Saved data entries
________________
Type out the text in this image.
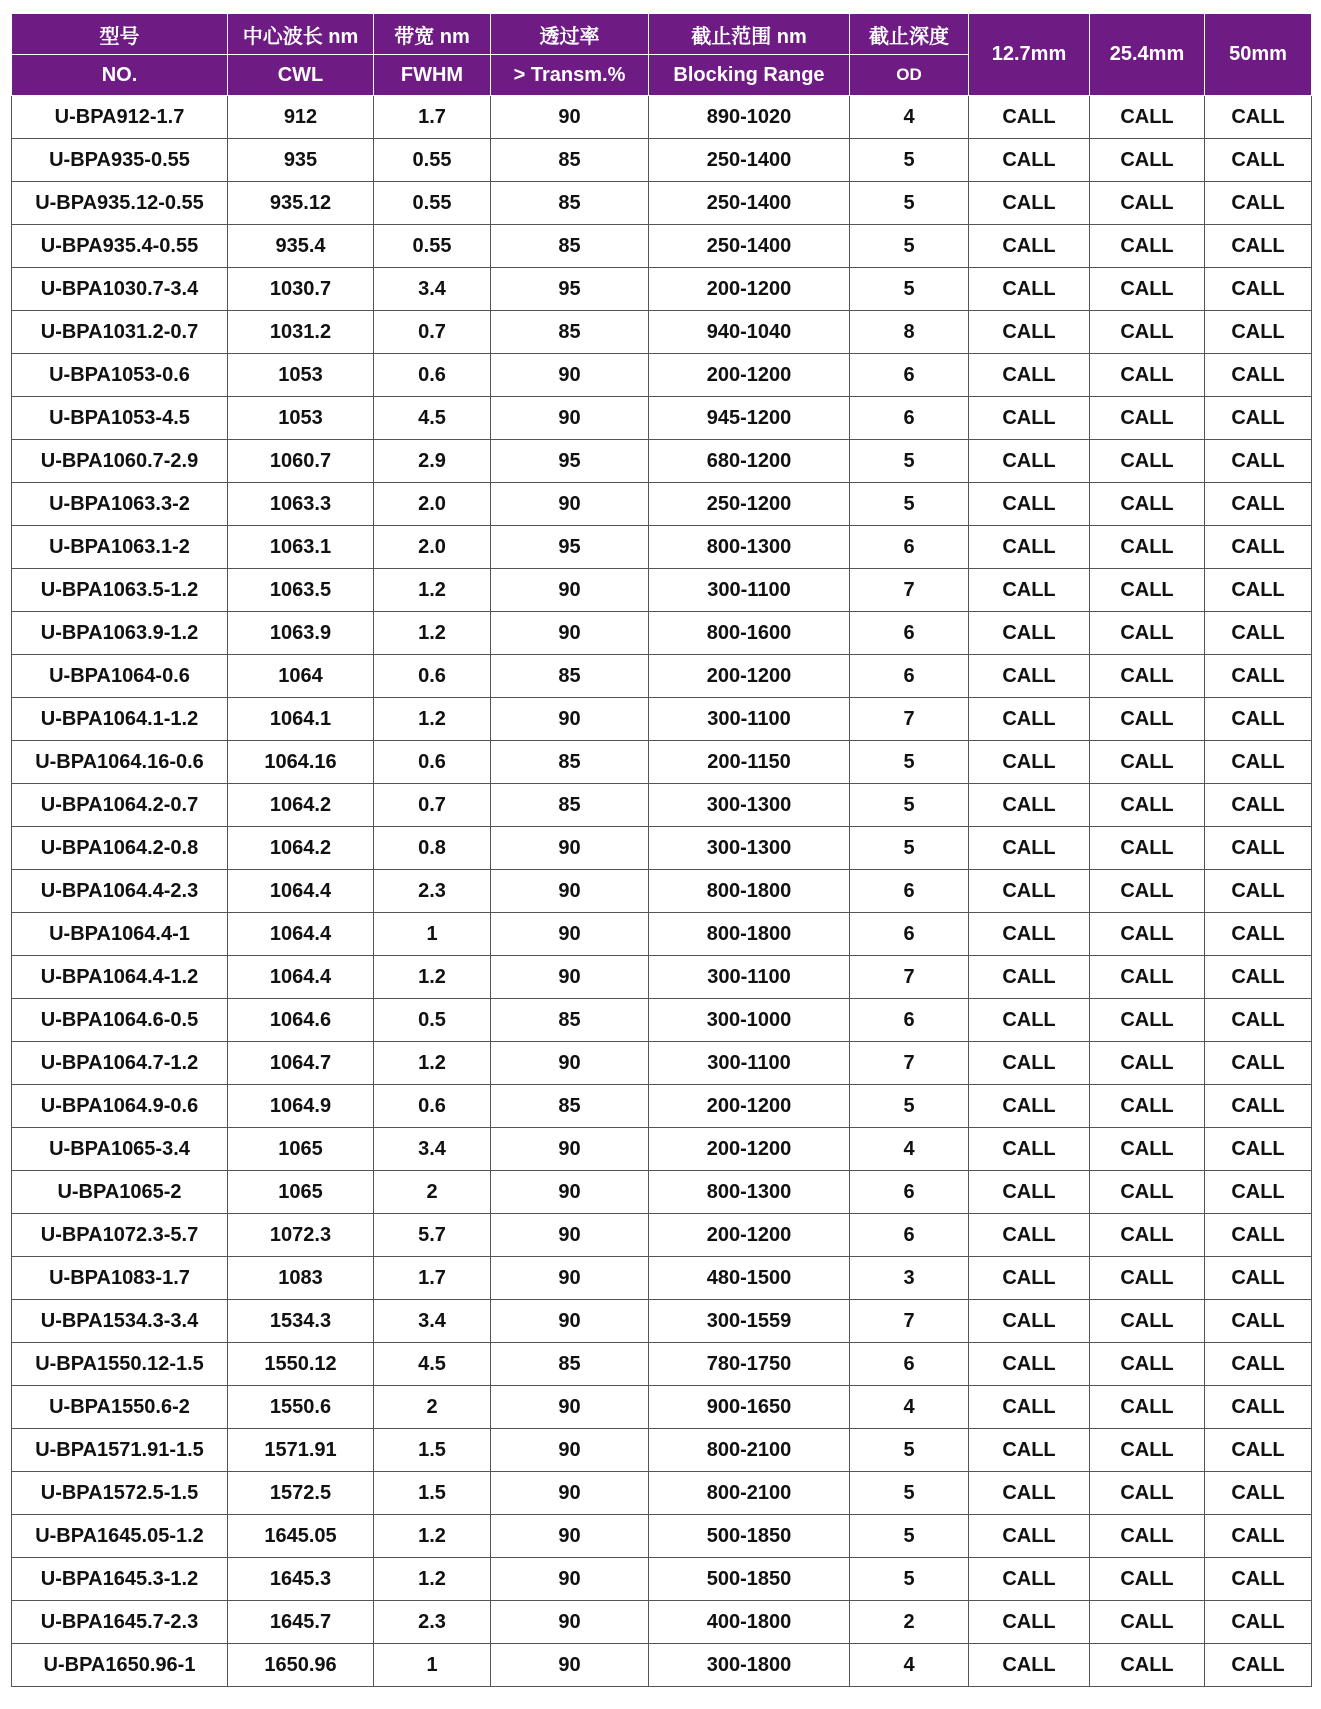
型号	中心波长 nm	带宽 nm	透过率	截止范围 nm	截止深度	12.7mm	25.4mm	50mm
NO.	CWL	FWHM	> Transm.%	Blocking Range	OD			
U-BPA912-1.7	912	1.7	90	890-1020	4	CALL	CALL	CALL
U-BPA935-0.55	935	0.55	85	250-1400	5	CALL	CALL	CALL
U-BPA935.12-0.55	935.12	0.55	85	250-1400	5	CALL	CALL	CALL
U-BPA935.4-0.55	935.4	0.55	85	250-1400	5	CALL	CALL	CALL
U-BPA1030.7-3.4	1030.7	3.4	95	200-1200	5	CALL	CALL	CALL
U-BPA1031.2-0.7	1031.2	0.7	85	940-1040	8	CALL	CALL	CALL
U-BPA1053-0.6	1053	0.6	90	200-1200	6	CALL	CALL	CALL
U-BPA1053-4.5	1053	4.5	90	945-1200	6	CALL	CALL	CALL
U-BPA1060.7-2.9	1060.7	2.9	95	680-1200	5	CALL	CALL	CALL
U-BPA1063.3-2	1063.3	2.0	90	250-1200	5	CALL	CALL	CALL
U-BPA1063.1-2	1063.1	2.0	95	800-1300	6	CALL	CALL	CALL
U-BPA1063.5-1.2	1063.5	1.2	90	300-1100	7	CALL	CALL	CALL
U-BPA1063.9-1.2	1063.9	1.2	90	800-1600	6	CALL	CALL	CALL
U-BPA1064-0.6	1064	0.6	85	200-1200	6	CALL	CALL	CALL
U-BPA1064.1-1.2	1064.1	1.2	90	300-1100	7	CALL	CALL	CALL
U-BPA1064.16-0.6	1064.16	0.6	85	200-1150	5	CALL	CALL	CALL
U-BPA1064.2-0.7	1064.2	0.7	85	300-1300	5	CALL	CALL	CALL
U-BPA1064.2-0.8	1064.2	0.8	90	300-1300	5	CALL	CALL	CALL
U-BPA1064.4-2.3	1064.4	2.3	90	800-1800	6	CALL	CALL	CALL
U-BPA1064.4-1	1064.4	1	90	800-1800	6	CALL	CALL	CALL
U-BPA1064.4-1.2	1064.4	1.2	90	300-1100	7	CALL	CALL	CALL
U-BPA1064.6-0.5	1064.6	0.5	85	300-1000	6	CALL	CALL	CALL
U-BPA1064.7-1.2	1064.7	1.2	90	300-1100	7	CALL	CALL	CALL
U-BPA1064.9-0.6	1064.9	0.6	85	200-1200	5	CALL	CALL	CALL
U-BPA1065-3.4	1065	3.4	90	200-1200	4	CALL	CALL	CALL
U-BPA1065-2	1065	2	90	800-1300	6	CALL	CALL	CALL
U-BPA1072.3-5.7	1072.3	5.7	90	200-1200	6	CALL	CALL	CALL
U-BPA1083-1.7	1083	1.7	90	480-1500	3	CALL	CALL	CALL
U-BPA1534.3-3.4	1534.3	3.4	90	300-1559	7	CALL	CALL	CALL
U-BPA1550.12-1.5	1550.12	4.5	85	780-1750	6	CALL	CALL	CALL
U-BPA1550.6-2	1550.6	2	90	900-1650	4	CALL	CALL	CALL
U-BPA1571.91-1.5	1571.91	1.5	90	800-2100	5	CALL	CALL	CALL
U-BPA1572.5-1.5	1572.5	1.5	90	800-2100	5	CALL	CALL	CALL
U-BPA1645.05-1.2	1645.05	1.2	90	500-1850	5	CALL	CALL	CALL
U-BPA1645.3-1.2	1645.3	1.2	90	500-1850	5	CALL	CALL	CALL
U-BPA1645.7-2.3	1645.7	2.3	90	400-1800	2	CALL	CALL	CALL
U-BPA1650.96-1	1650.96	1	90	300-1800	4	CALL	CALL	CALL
________________
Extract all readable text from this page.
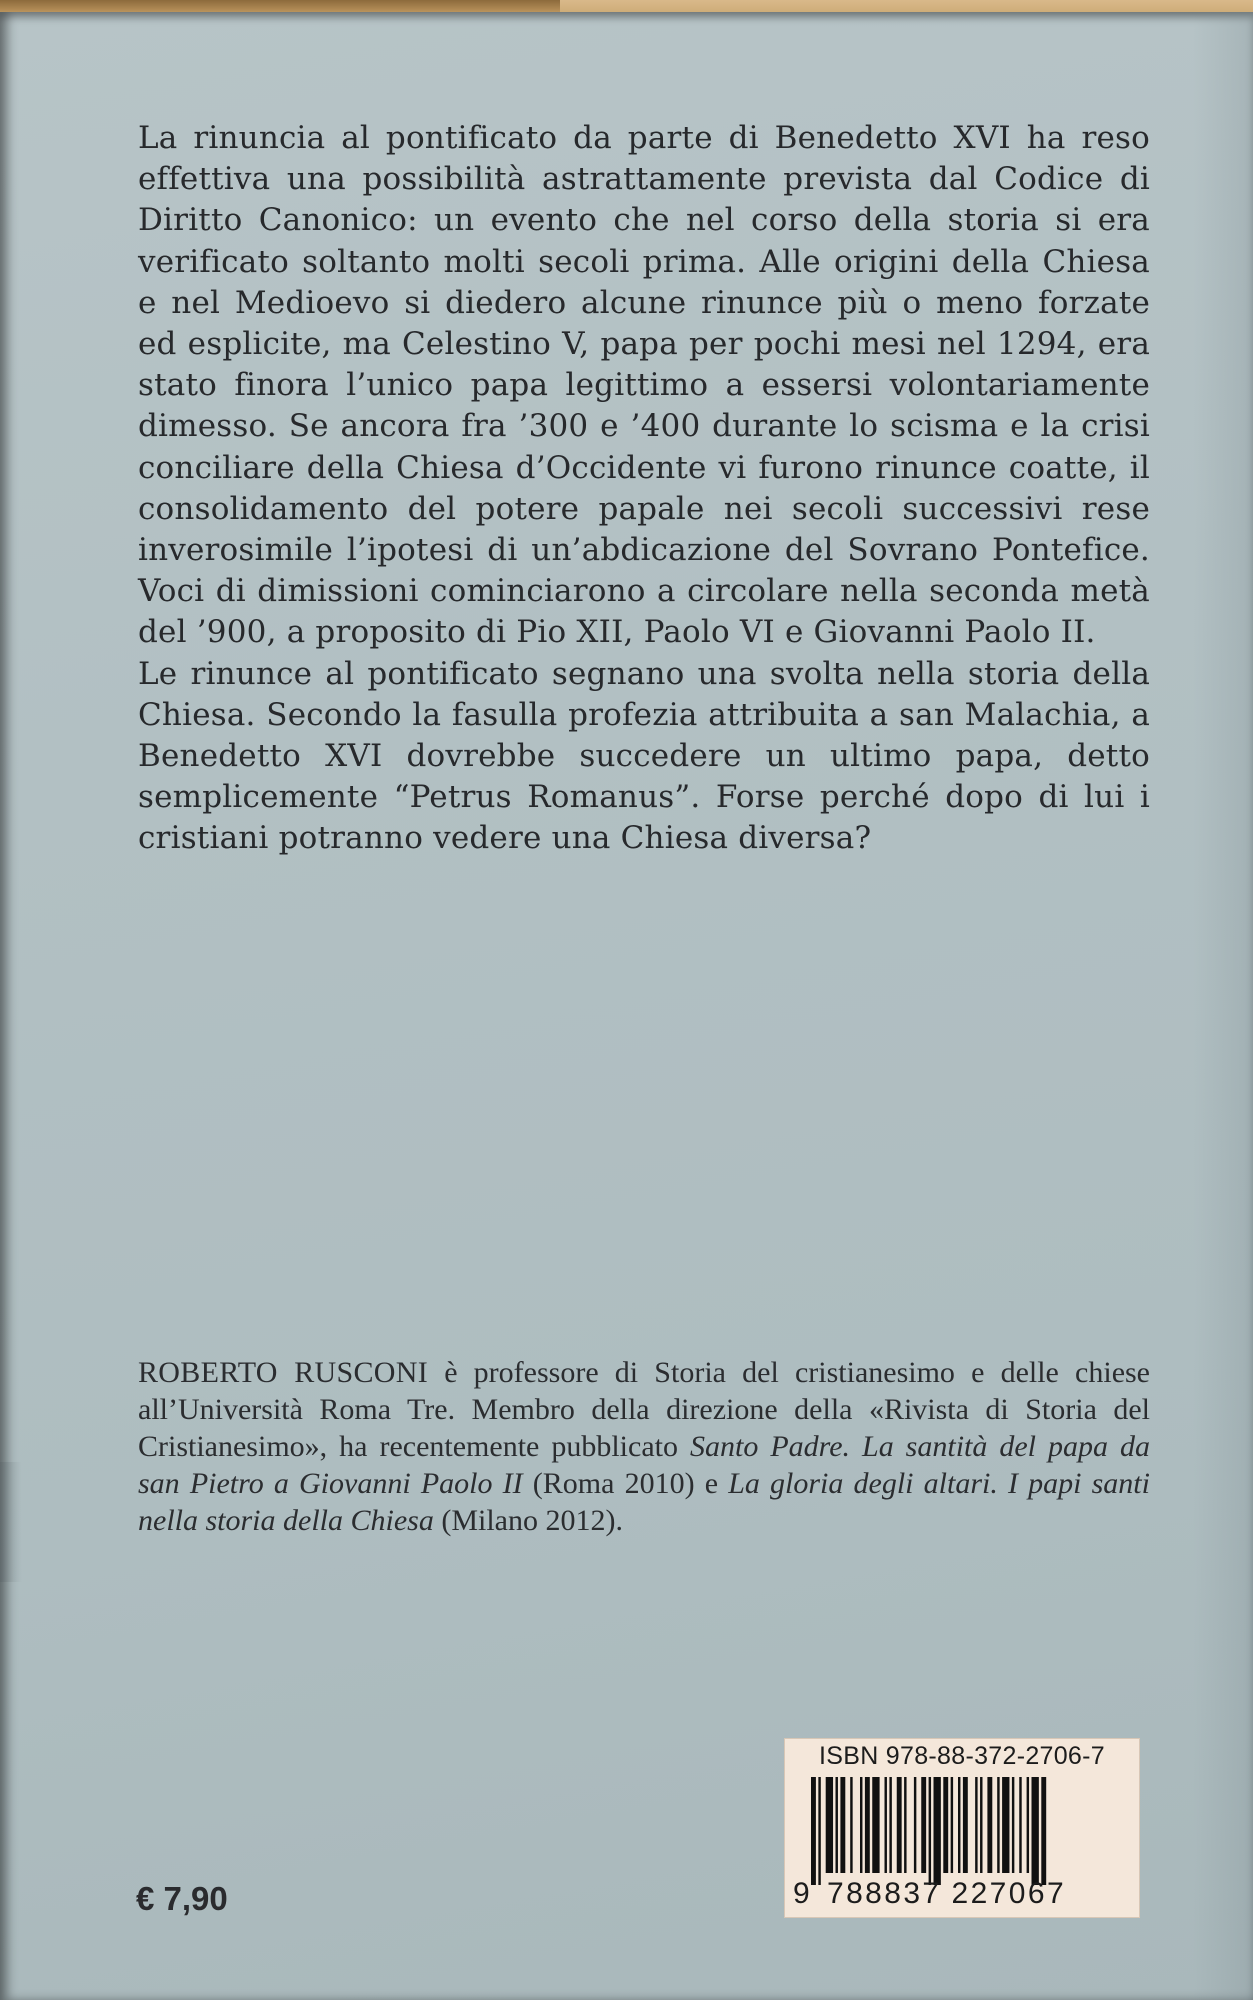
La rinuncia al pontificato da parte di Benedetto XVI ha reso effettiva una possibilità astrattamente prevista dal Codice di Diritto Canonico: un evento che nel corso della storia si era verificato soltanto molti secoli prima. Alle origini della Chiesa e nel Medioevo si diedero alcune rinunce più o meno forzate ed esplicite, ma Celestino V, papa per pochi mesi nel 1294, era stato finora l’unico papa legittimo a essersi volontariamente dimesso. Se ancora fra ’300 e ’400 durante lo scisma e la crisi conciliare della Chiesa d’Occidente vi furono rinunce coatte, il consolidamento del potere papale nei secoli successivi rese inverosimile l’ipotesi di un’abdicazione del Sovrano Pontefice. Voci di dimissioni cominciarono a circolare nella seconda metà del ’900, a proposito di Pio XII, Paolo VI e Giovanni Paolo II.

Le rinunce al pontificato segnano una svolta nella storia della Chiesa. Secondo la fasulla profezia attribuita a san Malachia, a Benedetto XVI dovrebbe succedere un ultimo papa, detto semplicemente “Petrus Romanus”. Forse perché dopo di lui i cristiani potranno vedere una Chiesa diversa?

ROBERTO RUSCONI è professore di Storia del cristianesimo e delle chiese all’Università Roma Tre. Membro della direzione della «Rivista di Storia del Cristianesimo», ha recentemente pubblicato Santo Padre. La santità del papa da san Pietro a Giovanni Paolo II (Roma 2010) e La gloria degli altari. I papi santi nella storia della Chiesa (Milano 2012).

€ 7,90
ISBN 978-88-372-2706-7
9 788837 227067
________________
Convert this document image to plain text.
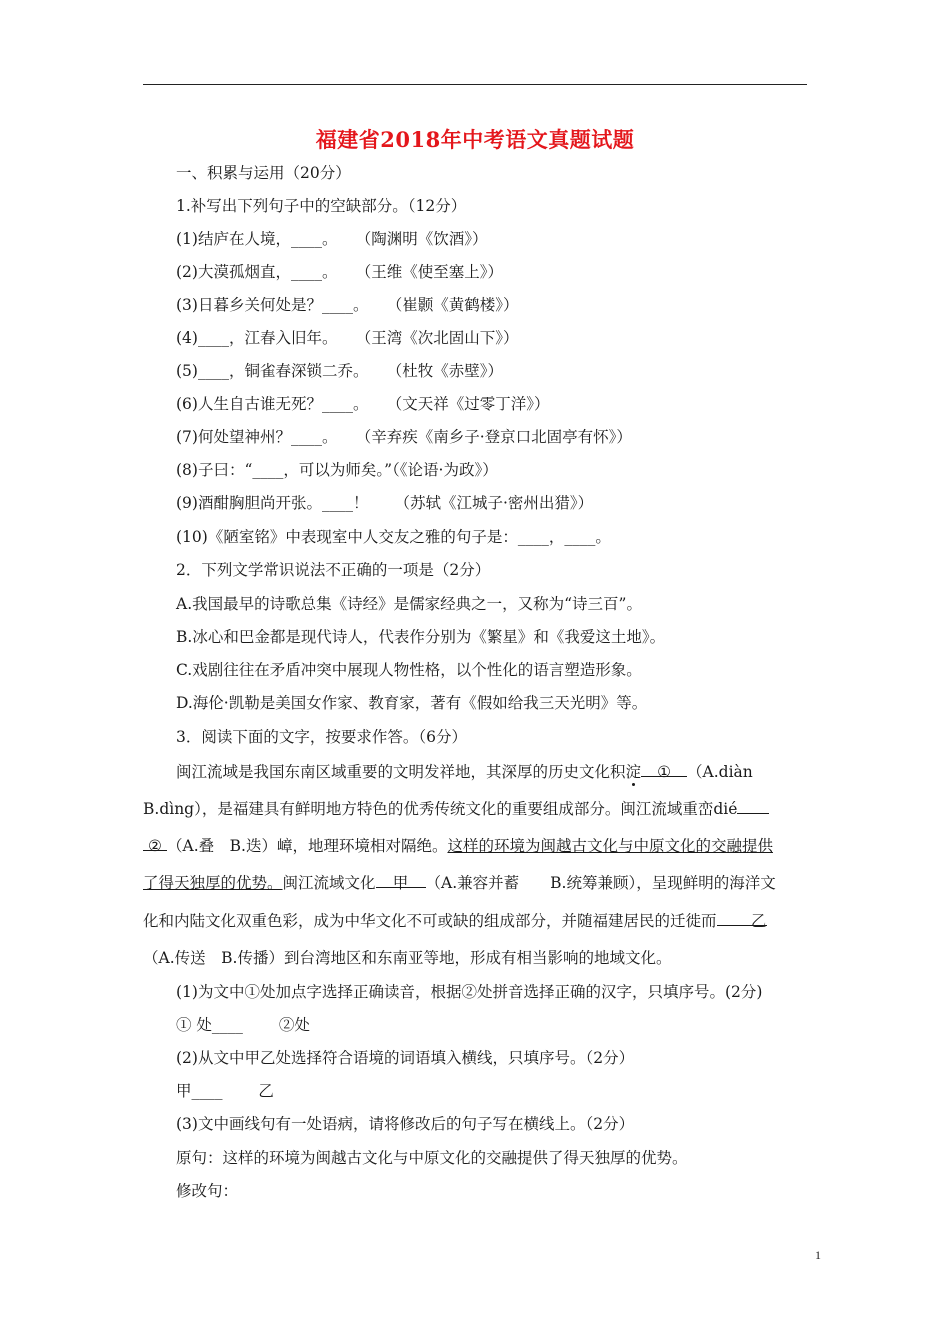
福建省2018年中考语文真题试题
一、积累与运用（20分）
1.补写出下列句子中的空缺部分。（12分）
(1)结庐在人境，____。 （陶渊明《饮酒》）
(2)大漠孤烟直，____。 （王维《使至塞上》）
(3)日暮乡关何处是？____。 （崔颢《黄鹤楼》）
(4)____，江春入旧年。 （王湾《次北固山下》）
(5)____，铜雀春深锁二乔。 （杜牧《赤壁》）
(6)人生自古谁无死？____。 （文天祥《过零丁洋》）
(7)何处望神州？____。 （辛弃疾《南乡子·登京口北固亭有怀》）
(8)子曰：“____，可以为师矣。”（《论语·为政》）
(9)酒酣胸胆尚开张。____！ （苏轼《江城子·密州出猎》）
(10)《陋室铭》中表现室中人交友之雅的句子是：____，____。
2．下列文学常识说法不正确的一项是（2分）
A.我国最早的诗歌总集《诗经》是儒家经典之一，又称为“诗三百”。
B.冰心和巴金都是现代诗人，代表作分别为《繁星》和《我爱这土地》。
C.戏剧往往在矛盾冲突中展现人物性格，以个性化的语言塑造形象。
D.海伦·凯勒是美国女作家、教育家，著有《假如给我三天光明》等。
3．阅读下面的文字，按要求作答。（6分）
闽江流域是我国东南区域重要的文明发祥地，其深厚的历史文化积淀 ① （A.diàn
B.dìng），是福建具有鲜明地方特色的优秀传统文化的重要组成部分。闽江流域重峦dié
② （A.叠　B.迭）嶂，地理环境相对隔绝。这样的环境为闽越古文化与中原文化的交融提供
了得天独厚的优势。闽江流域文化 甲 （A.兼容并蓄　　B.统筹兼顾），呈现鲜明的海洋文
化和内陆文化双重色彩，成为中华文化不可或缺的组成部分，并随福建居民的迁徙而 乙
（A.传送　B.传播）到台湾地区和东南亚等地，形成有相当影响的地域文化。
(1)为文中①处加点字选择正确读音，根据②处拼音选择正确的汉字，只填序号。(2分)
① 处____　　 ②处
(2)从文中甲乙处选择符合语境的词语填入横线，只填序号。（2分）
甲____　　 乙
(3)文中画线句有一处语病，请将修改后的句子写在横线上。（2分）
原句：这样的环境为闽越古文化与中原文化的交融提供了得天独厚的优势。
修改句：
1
________________
WHAT THIS TASK INVOLVES ->
Pick out the lines containing the word "nella" and show them.

WRITTEN REPLY ->
La rinuncia al pontificato da parte di Benedetto XVI ha reso effettiva una possibilità astrattamente prevista dal Codice di Diritto Canonico: un evento che nel corso della storia si era verificato soltanto molti secoli prima. Alle origini della Chiesa e nel Medioevo si diedero alcune rinunce più o meno forzate ed esplicite, ma Celestino V, papa per pochi mesi nel 1294, era stato finora l’unico papa legittimo a essersi volontariamente dimesso. Se ancora fra ’300 e ’400 durante lo scisma e la crisi conciliare della Chiesa d’Occidente vi furono rinunce coatte, il consolidamento del potere papale nei secoli successivi rese inverosimile l’ipotesi di un’abdicazione del Sovrano Pontefice. Voci di dimissioni cominciarono a circolare nella seconda metà del ’900, a proposito di Pio XII, Paolo VI e Giovanni Paolo II.
Le rinunce al pontificato segnano una svolta nella storia della Chiesa. Secondo la fasulla profezia attribuita a san Malachia, a Benedetto XVI dovrebbe succedere un ultimo papa, detto semplicemente “Petrus Romanus”. Forse perché dopo di lui i cristiani potranno vedere una Chiesa diversa?
ROBERTO RUSCONI è professore di Storia del cristianesimo e delle chiese all’Università Roma Tre. Membro della direzione della «Rivista di Storia del Cristianesimo», ha recentemente pubblicato Santo Padre. La santità del papa da san Pietro a Giovanni Paolo II (Roma 2010) e La gloria degli altari. I papi santi nella storia della Chiesa (Milano 2012).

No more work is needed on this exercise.